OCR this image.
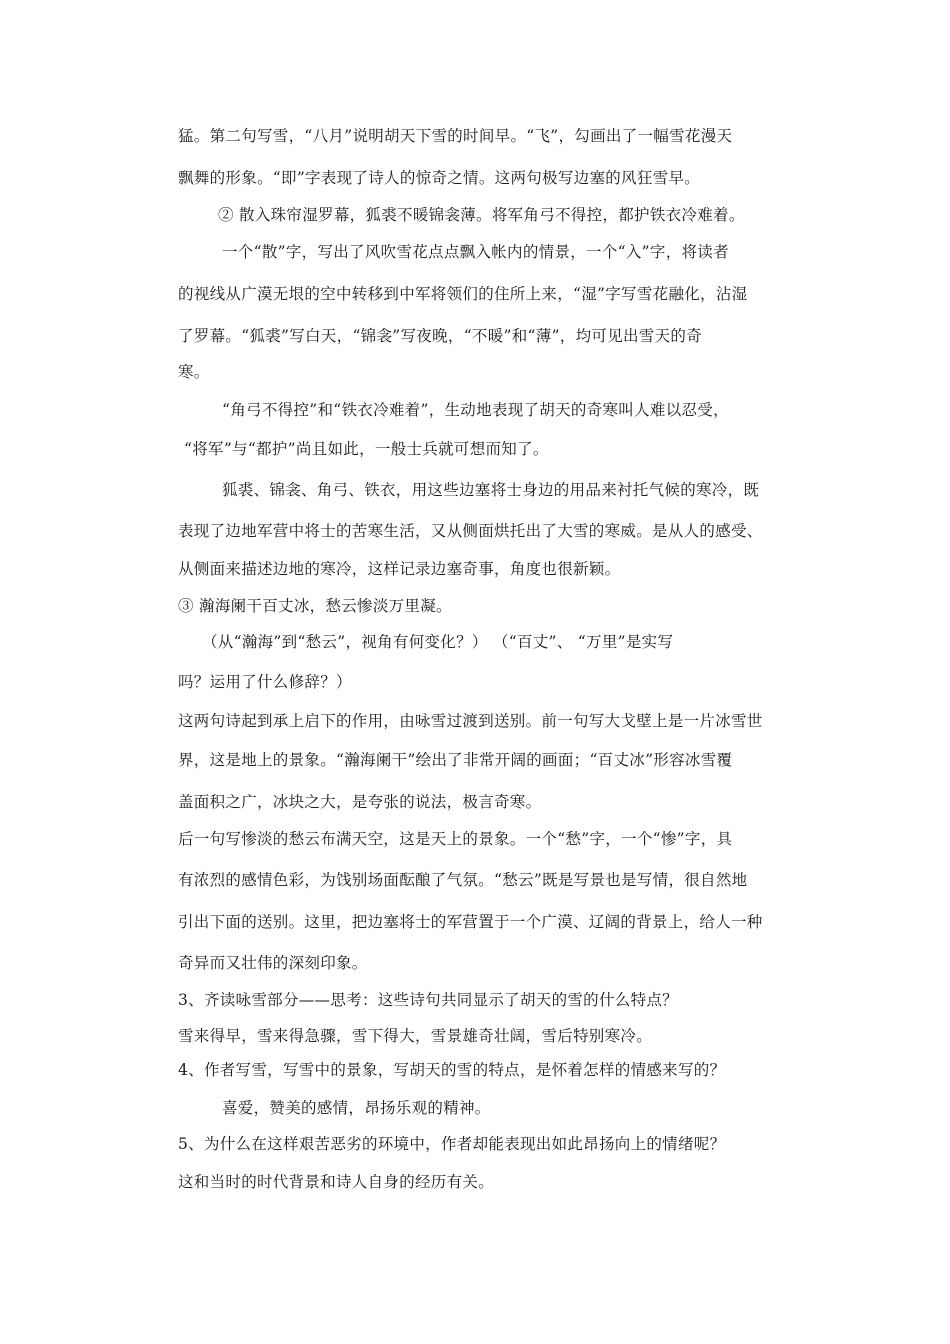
猛。第二句写雪，“八月”说明胡天下雪的时间早。“飞”，勾画出了一幅雪花漫天
飘舞的形象。“即”字表现了诗人的惊奇之情。这两句极写边塞的风狂雪早。
② 散入珠帘湿罗幕，狐裘不暖锦衾薄。将军角弓不得控，都护铁衣冷难着。
一个“散”字，写出了风吹雪花点点飘入帐内的情景，一个“入”字，将读者
的视线从广漠无垠的空中转移到中军将领们的住所上来，“湿”字写雪花融化，沾湿
了罗幕。“狐裘”写白天，“锦衾”写夜晚，“不暖”和“薄”，均可见出雪天的奇
寒。
“角弓不得控”和“铁衣冷难着”，生动地表现了胡天的奇寒叫人难以忍受，
“将军”与“都护”尚且如此，一般士兵就可想而知了。
狐裘、锦衾、角弓、铁衣，用这些边塞将士身边的用品来衬托气候的寒冷，既
表现了边地军营中将士的苦寒生活，又从侧面烘托出了大雪的寒威。是从人的感受、
从侧面来描述边地的寒冷，这样记录边塞奇事，角度也很新颖。
③ 瀚海阑干百丈冰，愁云惨淡万里凝。
（从“瀚海”到“愁云”，视角有何变化？） （“百丈”、 “万里”是实写
吗？运用了什么修辞？）
这两句诗起到承上启下的作用，由咏雪过渡到送别。前一句写大戈壁上是一片冰雪世
界，这是地上的景象。“瀚海阑干”绘出了非常开阔的画面；“百丈冰”形容冰雪覆
盖面积之广，冰块之大，是夸张的说法，极言奇寒。
后一句写惨淡的愁云布满天空，这是天上的景象。一个“愁”字，一个“惨”字，具
有浓烈的感情色彩，为饯别场面酝酿了气氛。“愁云”既是写景也是写情，很自然地
引出下面的送别。这里，把边塞将士的军营置于一个广漠、辽阔的背景上，给人一种
奇异而又壮伟的深刻印象。
3、齐读咏雪部分——思考：这些诗句共同显示了胡天的雪的什么特点？
雪来得早，雪来得急骤，雪下得大，雪景雄奇壮阔，雪后特别寒冷。
4、作者写雪，写雪中的景象，写胡天的雪的特点，是怀着怎样的情感来写的？
喜爱，赞美的感情，昂扬乐观的精神。
5、为什么在这样艰苦恶劣的环境中，作者却能表现出如此昂扬向上的情绪呢？
这和当时的时代背景和诗人自身的经历有关。
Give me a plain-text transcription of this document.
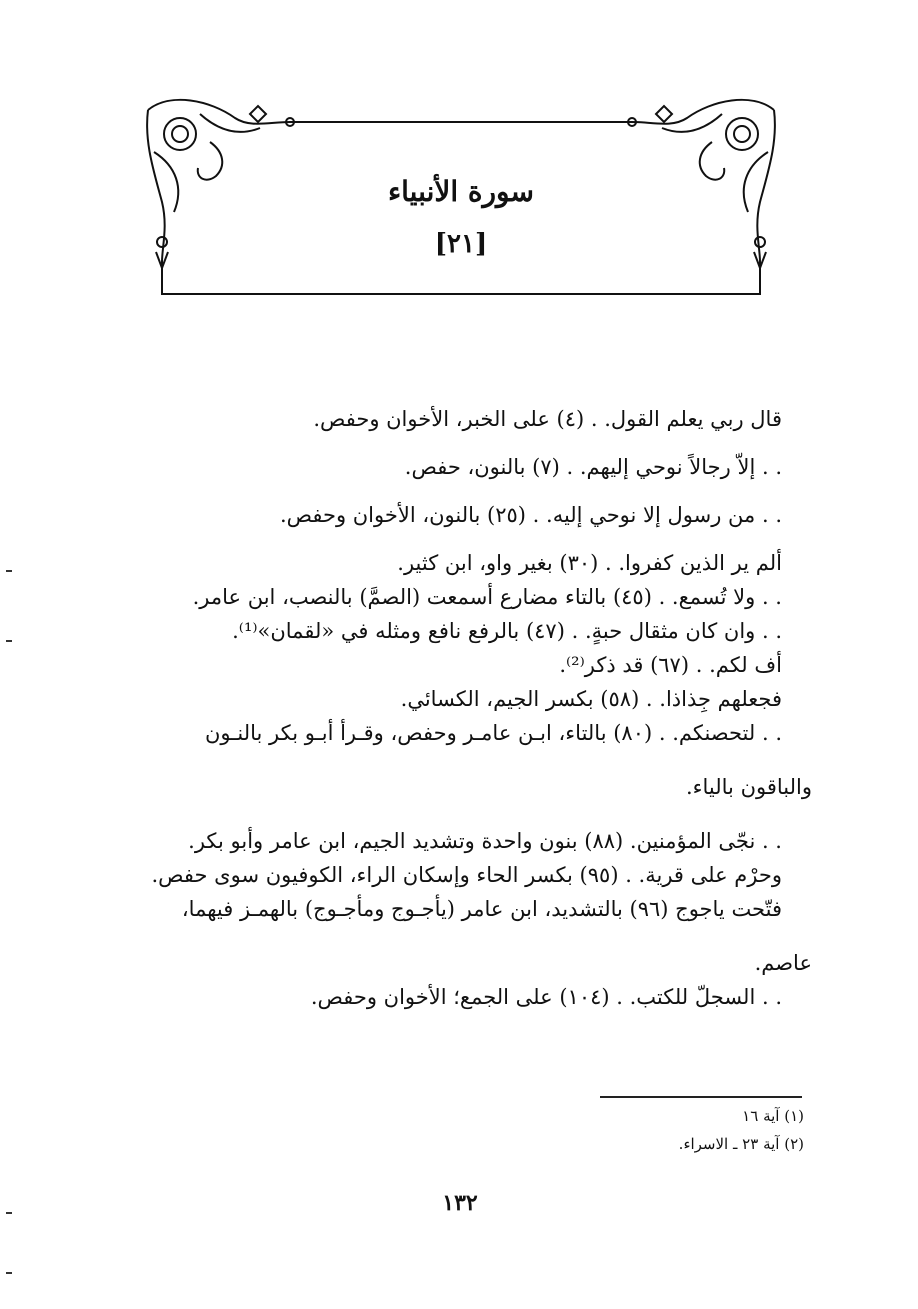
سورة الأنبياء
[٢١]
قال ربي يعلم القول. . (٤) على الخبر، الأخوان وحفص.
. . إلاّ رجالاً نوحي إليهم. . (٧) بالنون، حفص.
. . من رسول إلا نوحي إليه. . (٢٥) بالنون، الأخوان وحفص.
ألم ير الذين كفروا. . (٣٠) بغير واو، ابن كثير.
. . ولا تُسمع. . (٤٥) بالتاء مضارع أسمعت (الصمَّ) بالنصب، ابن عامر.
. . وان كان مثقال حبةٍ. . (٤٧) بالرفع نافع ومثله في «لقمان»⁽¹⁾.
أف لكم. . (٦٧) قد ذكر⁽²⁾.
فجعلهم جِذاذا. . (٥٨) بكسر الجيم، الكسائي.
. . لتحصنكم. . (٨٠) بالتاء، ابـن عامـر وحفص، وقـرأ أبـو بكر بالنـون
والباقون بالياء.
. . نجّى المؤمنين. (٨٨) بنون واحدة وتشديد الجيم، ابن عامر وأبو بكر.
وحرْم على قرية. . (٩٥) بكسر الحاء وإسكان الراء، الكوفيون سوى حفص.
فتّحت ياجوج (٩٦) بالتشديد، ابن عامر (يأجـوج ومأجـوج) بالهمـز فيهما،
عاصم.
. . السجلّ للكتب. . (١٠٤) على الجمع؛ الأخوان وحفص.
(١) آية ١٦
(٢) آية ٢٣ ـ الاسراء.
١٣٢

------------------------------

WRITTEN TASK: Each entry above is to be written out again unchanged, apart from the pictures, which are left out.

SOLUTION FOR THIS TASK:
OCR this image.
猛。第二句写雪，“八月”说明胡天下雪的时间早。“飞”，勾画出了一幅雪花漫天
飘舞的形象。“即”字表现了诗人的惊奇之情。这两句极写边塞的风狂雪早。
② 散入珠帘湿罗幕，狐裘不暖锦衾薄。将军角弓不得控，都护铁衣冷难着。
一个“散”字，写出了风吹雪花点点飘入帐内的情景，一个“入”字，将读者
的视线从广漠无垠的空中转移到中军将领们的住所上来，“湿”字写雪花融化，沾湿
了罗幕。“狐裘”写白天，“锦衾”写夜晚，“不暖”和“薄”，均可见出雪天的奇
寒。
“角弓不得控”和“铁衣冷难着”，生动地表现了胡天的奇寒叫人难以忍受，
“将军”与“都护”尚且如此，一般士兵就可想而知了。
狐裘、锦衾、角弓、铁衣，用这些边塞将士身边的用品来衬托气候的寒冷，既
表现了边地军营中将士的苦寒生活，又从侧面烘托出了大雪的寒威。是从人的感受、
从侧面来描述边地的寒冷，这样记录边塞奇事，角度也很新颖。
③ 瀚海阑干百丈冰，愁云惨淡万里凝。
（从“瀚海”到“愁云”，视角有何变化？） （“百丈”、 “万里”是实写
吗？运用了什么修辞？）
这两句诗起到承上启下的作用，由咏雪过渡到送别。前一句写大戈壁上是一片冰雪世
界，这是地上的景象。“瀚海阑干”绘出了非常开阔的画面；“百丈冰”形容冰雪覆
盖面积之广，冰块之大，是夸张的说法，极言奇寒。
后一句写惨淡的愁云布满天空，这是天上的景象。一个“愁”字，一个“惨”字，具
有浓烈的感情色彩，为饯别场面酝酿了气氛。“愁云”既是写景也是写情，很自然地
引出下面的送别。这里，把边塞将士的军营置于一个广漠、辽阔的背景上，给人一种
奇异而又壮伟的深刻印象。
3、齐读咏雪部分——思考：这些诗句共同显示了胡天的雪的什么特点？
雪来得早，雪来得急骤，雪下得大，雪景雄奇壮阔，雪后特别寒冷。
4、作者写雪，写雪中的景象，写胡天的雪的特点，是怀着怎样的情感来写的？
喜爱，赞美的感情，昂扬乐观的精神。
5、为什么在这样艰苦恶劣的环境中，作者却能表现出如此昂扬向上的情绪呢？
这和当时的时代背景和诗人自身的经历有关。
Give me a plain-text transcription of this document.
سورة الأنبياء
[٢١]
قال ربي يعلم القول. . (٤) على الخبر، الأخوان وحفص.
. . إلاّ رجالاً نوحي إليهم. . (٧) بالنون، حفص.
. . من رسول إلا نوحي إليه. . (٢٥) بالنون، الأخوان وحفص.
ألم ير الذين كفروا. . (٣٠) بغير واو، ابن كثير.
. . ولا تُسمع. . (٤٥) بالتاء مضارع أسمعت (الصمَّ) بالنصب، ابن عامر.
. . وان كان مثقال حبةٍ. . (٤٧) بالرفع نافع ومثله في «لقمان»⁽¹⁾.
أف لكم. . (٦٧) قد ذكر⁽²⁾.
فجعلهم جِذاذا. . (٥٨) بكسر الجيم، الكسائي.
. . لتحصنكم. . (٨٠) بالتاء، ابـن عامـر وحفص، وقـرأ أبـو بكر بالنـون
والباقون بالياء.
. . نجّى المؤمنين. (٨٨) بنون واحدة وتشديد الجيم، ابن عامر وأبو بكر.
وحرْم على قرية. . (٩٥) بكسر الحاء وإسكان الراء، الكوفيون سوى حفص.
فتّحت ياجوج (٩٦) بالتشديد، ابن عامر (يأجـوج ومأجـوج) بالهمـز فيهما،
عاصم.
. . السجلّ للكتب. . (١٠٤) على الجمع؛ الأخوان وحفص.
(١) آية ١٦
(٢) آية ٢٣ ـ الاسراء.
١٣٢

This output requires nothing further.